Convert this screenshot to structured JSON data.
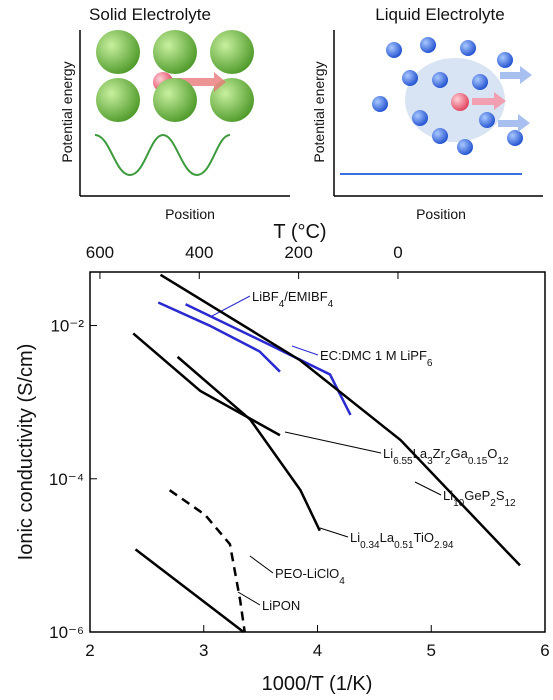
{
  "panels": [
    {
      "title": "Solid Electrolyte",
      "ylabel": "Potential energy",
      "xlabel": "Position"
    },
    {
      "title": "Liquid Electrolyte",
      "ylabel": "Potential energy",
      "xlabel": "Position"
    }
  ],
  "chart_data": {
    "type": "line",
    "xlabel": "1000/T (1/K)",
    "ylabel": "Ionic conductivity (S/cm)",
    "x2label": "T (°C)",
    "xlim": [
      2,
      6
    ],
    "xticks": [
      2,
      3,
      4,
      5,
      6
    ],
    "ylim": [
      1e-06,
      0.05
    ],
    "ylog": true,
    "yticks": [
      {
        "value": 1e-06,
        "label": "10⁻⁶"
      },
      {
        "value": 0.0001,
        "label": "10⁻⁴"
      },
      {
        "value": 0.01,
        "label": "10⁻²"
      }
    ],
    "x2lim": [
      620,
      -296
    ],
    "x2ticks": [
      600,
      400,
      200,
      0
    ],
    "series": [
      {
        "name": "LiBF4/EMIBF4",
        "color": "#2a2ad0",
        "x": [
          2.6,
          3.05,
          3.49,
          3.67
        ],
        "values": [
          0.02,
          0.01,
          0.0046,
          0.0025
        ]
      },
      {
        "name": "EC:DMC 1 M LiPF6",
        "color": "#2a2ad0",
        "x": [
          2.84,
          3.58,
          4.11,
          4.29
        ],
        "values": [
          0.019,
          0.0056,
          0.0023,
          0.00068
        ]
      },
      {
        "name": "Li6.55La3Zr2Ga0.15O12",
        "color": "#000000",
        "x": [
          2.38,
          2.97,
          3.67
        ],
        "values": [
          0.0079,
          0.0014,
          0.00037
        ]
      },
      {
        "name": "Li10GeP2S12",
        "color": "#000000",
        "x": [
          2.62,
          3.85,
          4.73,
          5.78
        ],
        "values": [
          0.046,
          0.0035,
          0.00032,
          7.4e-06
        ]
      },
      {
        "name": "Li0.34La0.51TiO2.94",
        "color": "#000000",
        "x": [
          2.77,
          3.41,
          3.85,
          4.02
        ],
        "values": [
          0.0039,
          0.00059,
          7.1e-05,
          2.1e-05
        ]
      },
      {
        "name": "PEO-LiClO4",
        "color": "#000000",
        "dashed": true,
        "x": [
          2.7,
          3.01,
          3.23,
          3.32,
          3.36
        ],
        "values": [
          7.1e-05,
          3.4e-05,
          1.4e-05,
          2.6e-06,
          1e-06
        ]
      },
      {
        "name": "LiPON",
        "color": "#000000",
        "x": [
          2.4,
          3.35
        ],
        "values": [
          1.2e-05,
          1e-06
        ]
      }
    ]
  }
}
####################
- **Goal of the exercise**
Reproduce each record above by retyping it exactly; omit all images.

- **Response to this task**
Convert this screenshot to structured JSON data.
{
  "panels": [
    {
      "title": "Solid Electrolyte",
      "ylabel": "Potential energy",
      "xlabel": "Position"
    },
    {
      "title": "Liquid Electrolyte",
      "ylabel": "Potential energy",
      "xlabel": "Position"
    }
  ],
  "chart_data": {
    "type": "line",
    "xlabel": "1000/T (1/K)",
    "ylabel": "Ionic conductivity (S/cm)",
    "x2label": "T (°C)",
    "xlim": [
      2,
      6
    ],
    "xticks": [
      2,
      3,
      4,
      5,
      6
    ],
    "ylim": [
      1e-06,
      0.05
    ],
    "ylog": true,
    "yticks": [
      {
        "value": 1e-06,
        "label": "10⁻⁶"
      },
      {
        "value": 0.0001,
        "label": "10⁻⁴"
      },
      {
        "value": 0.01,
        "label": "10⁻²"
      }
    ],
    "x2lim": [
      620,
      -296
    ],
    "x2ticks": [
      600,
      400,
      200,
      0
    ],
    "series": [
      {
        "name": "LiBF4/EMIBF4",
        "color": "#2a2ad0",
        "x": [
          2.6,
          3.05,
          3.49,
          3.67
        ],
        "values": [
          0.02,
          0.01,
          0.0046,
          0.0025
        ]
      },
      {
        "name": "EC:DMC 1 M LiPF6",
        "color": "#2a2ad0",
        "x": [
          2.84,
          3.58,
          4.11,
          4.29
        ],
        "values": [
          0.019,
          0.0056,
          0.0023,
          0.00068
        ]
      },
      {
        "name": "Li6.55La3Zr2Ga0.15O12",
        "color": "#000000",
        "x": [
          2.38,
          2.97,
          3.67
        ],
        "values": [
          0.0079,
          0.0014,
          0.00037
        ]
      },
      {
        "name": "Li10GeP2S12",
        "color": "#000000",
        "x": [
          2.62,
          3.85,
          4.73,
          5.78
        ],
        "values": [
          0.046,
          0.0035,
          0.00032,
          7.4e-06
        ]
      },
      {
        "name": "Li0.34La0.51TiO2.94",
        "color": "#000000",
        "x": [
          2.77,
          3.41,
          3.85,
          4.02
        ],
        "values": [
          0.0039,
          0.00059,
          7.1e-05,
          2.1e-05
        ]
      },
      {
        "name": "PEO-LiClO4",
        "color": "#000000",
        "dashed": true,
        "x": [
          2.7,
          3.01,
          3.23,
          3.32,
          3.36
        ],
        "values": [
          7.1e-05,
          3.4e-05,
          1.4e-05,
          2.6e-06,
          1e-06
        ]
      },
      {
        "name": "LiPON",
        "color": "#000000",
        "x": [
          2.4,
          3.35
        ],
        "values": [
          1.2e-05,
          1e-06
        ]
      }
    ]
  }
}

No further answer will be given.